=== Information given ===

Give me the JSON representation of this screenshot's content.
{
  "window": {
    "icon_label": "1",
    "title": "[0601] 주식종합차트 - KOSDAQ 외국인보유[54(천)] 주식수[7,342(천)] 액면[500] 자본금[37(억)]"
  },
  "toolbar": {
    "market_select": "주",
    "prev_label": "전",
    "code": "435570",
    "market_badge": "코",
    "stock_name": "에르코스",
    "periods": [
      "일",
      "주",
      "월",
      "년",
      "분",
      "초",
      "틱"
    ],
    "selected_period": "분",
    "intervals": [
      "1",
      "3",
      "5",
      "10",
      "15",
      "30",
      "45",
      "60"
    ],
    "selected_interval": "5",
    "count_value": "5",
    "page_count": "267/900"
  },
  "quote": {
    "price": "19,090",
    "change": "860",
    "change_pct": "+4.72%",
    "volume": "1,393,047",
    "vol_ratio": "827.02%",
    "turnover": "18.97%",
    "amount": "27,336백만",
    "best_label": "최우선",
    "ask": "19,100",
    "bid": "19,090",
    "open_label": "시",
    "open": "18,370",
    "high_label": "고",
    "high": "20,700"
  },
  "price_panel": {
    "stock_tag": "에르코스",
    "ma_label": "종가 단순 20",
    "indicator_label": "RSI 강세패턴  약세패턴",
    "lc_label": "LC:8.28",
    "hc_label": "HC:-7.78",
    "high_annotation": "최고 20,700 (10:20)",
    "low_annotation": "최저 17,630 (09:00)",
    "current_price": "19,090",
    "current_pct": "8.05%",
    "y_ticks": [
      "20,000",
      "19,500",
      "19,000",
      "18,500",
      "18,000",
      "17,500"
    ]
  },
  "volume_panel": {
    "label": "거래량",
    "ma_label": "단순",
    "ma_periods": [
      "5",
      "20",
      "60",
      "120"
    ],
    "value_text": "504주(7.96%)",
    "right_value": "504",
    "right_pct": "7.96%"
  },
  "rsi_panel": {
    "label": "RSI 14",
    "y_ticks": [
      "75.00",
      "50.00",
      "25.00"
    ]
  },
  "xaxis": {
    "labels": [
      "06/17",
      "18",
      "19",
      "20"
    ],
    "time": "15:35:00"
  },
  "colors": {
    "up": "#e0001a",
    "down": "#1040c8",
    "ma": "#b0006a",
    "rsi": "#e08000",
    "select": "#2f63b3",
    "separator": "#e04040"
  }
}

===

Every entry must be retyped in full, exactly as given.

Give me the JSON representation of this screenshot's content.
{
  "window": {
    "icon_label": "1",
    "title": "[0601] 주식종합차트 - KOSDAQ 외국인보유[54(천)] 주식수[7,342(천)] 액면[500] 자본금[37(억)]"
  },
  "toolbar": {
    "market_select": "주",
    "prev_label": "전",
    "code": "435570",
    "market_badge": "코",
    "stock_name": "에르코스",
    "periods": [
      "일",
      "주",
      "월",
      "년",
      "분",
      "초",
      "틱"
    ],
    "selected_period": "분",
    "intervals": [
      "1",
      "3",
      "5",
      "10",
      "15",
      "30",
      "45",
      "60"
    ],
    "selected_interval": "5",
    "count_value": "5",
    "page_count": "267/900"
  },
  "quote": {
    "price": "19,090",
    "change": "860",
    "change_pct": "+4.72%",
    "volume": "1,393,047",
    "vol_ratio": "827.02%",
    "turnover": "18.97%",
    "amount": "27,336백만",
    "best_label": "최우선",
    "ask": "19,100",
    "bid": "19,090",
    "open_label": "시",
    "open": "18,370",
    "high_label": "고",
    "high": "20,700"
  },
  "price_panel": {
    "stock_tag": "에르코스",
    "ma_label": "종가 단순 20",
    "indicator_label": "RSI 강세패턴  약세패턴",
    "lc_label": "LC:8.28",
    "hc_label": "HC:-7.78",
    "high_annotation": "최고 20,700 (10:20)",
    "low_annotation": "최저 17,630 (09:00)",
    "current_price": "19,090",
    "current_pct": "8.05%",
    "y_ticks": [
      "20,000",
      "19,500",
      "19,000",
      "18,500",
      "18,000",
      "17,500"
    ]
  },
  "volume_panel": {
    "label": "거래량",
    "ma_label": "단순",
    "ma_periods": [
      "5",
      "20",
      "60",
      "120"
    ],
    "value_text": "504주(7.96%)",
    "right_value": "504",
    "right_pct": "7.96%"
  },
  "rsi_panel": {
    "label": "RSI 14",
    "y_ticks": [
      "75.00",
      "50.00",
      "25.00"
    ]
  },
  "xaxis": {
    "labels": [
      "06/17",
      "18",
      "19",
      "20"
    ],
    "time": "15:35:00"
  },
  "colors": {
    "up": "#e0001a",
    "down": "#1040c8",
    "ma": "#b0006a",
    "rsi": "#e08000",
    "select": "#2f63b3",
    "separator": "#e04040"
  }
}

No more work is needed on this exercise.